== DATA ROWS ==

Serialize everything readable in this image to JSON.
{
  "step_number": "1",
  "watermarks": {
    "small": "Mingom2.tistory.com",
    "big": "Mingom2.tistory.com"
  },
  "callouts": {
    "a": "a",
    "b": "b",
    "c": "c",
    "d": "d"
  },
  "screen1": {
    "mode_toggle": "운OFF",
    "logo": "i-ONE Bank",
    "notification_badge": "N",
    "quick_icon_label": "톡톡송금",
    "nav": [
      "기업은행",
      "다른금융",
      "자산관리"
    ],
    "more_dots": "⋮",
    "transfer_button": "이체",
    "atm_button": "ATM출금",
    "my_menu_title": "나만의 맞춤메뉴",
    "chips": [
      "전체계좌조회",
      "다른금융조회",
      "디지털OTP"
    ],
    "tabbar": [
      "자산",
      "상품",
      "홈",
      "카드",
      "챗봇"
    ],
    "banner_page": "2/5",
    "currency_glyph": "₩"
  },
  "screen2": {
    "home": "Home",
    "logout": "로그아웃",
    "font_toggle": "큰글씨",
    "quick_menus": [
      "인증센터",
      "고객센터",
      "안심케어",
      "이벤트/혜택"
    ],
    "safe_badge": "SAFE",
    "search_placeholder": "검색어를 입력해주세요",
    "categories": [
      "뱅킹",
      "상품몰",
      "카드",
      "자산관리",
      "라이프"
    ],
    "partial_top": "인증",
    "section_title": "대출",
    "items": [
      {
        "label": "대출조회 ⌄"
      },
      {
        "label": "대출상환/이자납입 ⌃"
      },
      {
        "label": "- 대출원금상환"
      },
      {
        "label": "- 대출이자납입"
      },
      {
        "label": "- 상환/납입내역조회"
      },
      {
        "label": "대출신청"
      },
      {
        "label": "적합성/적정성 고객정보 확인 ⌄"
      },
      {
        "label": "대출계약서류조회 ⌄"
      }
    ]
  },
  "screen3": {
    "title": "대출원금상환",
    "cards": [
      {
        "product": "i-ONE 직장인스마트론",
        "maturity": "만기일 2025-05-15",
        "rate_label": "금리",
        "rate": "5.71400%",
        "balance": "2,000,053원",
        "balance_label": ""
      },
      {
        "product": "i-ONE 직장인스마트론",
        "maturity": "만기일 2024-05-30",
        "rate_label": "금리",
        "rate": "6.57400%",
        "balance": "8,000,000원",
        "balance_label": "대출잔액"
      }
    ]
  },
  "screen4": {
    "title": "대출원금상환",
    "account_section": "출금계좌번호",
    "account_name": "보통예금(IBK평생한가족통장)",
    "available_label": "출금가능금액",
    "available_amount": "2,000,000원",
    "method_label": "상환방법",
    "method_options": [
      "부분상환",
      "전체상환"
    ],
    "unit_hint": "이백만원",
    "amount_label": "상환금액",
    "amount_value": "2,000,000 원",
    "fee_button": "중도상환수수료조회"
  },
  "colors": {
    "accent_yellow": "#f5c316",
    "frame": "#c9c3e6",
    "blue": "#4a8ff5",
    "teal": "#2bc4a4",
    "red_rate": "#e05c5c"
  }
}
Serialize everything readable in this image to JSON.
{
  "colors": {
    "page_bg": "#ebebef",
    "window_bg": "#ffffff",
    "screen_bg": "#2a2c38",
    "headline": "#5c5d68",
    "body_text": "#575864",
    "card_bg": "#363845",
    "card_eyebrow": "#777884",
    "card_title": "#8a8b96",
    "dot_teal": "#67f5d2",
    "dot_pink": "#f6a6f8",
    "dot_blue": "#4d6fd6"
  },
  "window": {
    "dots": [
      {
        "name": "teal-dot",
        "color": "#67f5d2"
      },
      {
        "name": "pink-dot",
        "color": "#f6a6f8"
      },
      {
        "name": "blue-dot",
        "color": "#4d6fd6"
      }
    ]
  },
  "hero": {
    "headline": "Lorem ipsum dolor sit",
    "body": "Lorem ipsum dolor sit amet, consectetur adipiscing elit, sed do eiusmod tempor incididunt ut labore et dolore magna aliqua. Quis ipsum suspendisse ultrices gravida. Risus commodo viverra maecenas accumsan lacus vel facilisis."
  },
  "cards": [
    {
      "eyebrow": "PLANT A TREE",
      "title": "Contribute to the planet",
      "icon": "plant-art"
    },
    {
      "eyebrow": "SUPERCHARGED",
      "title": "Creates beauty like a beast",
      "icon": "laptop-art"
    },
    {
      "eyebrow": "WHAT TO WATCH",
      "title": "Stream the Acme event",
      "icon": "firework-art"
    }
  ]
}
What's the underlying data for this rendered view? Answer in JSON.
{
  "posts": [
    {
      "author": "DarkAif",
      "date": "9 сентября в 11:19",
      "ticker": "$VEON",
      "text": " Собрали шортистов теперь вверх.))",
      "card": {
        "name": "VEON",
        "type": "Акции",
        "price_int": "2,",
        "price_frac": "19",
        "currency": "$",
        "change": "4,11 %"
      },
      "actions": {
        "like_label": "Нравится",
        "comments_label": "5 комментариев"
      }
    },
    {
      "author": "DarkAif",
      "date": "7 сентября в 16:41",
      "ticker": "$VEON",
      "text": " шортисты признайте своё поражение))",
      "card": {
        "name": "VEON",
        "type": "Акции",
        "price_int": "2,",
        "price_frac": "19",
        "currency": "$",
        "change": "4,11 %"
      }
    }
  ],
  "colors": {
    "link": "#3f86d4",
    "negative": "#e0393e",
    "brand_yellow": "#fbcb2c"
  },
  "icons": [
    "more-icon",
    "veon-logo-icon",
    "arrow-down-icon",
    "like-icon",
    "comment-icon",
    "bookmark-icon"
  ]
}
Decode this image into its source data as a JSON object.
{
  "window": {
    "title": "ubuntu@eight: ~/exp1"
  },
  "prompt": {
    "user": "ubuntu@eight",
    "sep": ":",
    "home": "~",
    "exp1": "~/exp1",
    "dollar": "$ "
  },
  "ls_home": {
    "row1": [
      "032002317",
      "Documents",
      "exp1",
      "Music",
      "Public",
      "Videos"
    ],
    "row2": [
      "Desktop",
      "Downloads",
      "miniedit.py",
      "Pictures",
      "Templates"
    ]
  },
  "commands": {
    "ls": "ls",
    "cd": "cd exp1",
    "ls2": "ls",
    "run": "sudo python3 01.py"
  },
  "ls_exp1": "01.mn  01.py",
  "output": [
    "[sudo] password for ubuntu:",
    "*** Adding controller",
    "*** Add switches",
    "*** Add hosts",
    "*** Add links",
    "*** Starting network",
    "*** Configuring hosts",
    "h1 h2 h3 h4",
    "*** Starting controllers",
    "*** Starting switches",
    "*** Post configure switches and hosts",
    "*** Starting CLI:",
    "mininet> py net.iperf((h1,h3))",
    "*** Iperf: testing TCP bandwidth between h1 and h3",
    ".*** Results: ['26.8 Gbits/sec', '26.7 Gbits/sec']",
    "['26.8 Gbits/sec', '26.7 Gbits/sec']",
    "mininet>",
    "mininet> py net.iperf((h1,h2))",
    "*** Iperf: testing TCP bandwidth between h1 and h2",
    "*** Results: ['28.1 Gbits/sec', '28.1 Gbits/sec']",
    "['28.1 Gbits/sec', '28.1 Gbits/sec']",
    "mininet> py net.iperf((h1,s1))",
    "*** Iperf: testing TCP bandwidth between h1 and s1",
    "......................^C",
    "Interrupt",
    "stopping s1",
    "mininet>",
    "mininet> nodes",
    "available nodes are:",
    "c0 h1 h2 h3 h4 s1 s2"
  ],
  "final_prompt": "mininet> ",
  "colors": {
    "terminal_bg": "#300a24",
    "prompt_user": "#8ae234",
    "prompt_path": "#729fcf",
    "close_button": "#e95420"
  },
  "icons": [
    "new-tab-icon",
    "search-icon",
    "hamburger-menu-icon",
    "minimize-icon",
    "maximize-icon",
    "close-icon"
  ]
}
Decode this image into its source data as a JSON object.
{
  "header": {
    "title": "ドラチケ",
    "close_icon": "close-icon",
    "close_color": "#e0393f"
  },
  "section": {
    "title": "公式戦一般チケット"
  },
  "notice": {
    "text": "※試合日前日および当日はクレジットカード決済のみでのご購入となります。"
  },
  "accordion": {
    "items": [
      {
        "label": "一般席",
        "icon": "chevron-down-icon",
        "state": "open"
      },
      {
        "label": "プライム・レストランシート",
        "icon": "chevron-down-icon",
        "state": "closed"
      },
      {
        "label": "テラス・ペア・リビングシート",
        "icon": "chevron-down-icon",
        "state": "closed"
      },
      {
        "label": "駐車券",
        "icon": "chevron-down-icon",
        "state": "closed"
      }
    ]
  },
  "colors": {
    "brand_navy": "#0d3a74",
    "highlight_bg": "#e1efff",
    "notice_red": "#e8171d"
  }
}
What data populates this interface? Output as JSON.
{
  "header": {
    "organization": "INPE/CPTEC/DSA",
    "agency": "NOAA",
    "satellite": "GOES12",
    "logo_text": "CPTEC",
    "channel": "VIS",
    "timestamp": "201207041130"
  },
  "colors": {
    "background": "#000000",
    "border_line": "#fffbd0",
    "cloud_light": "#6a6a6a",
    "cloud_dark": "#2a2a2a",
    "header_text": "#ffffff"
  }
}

===

§ GIVEN INSTRUCTION:
Select from the material above each line in which the string "bandwidth" appears, and list those lines.

§ EXERCISE ANSWER:
    "*** Iperf: testing TCP bandwidth between h1 and h3",
    "*** Iperf: testing TCP bandwidth between h1 and h2",
    "*** Iperf: testing TCP bandwidth between h1 and s1",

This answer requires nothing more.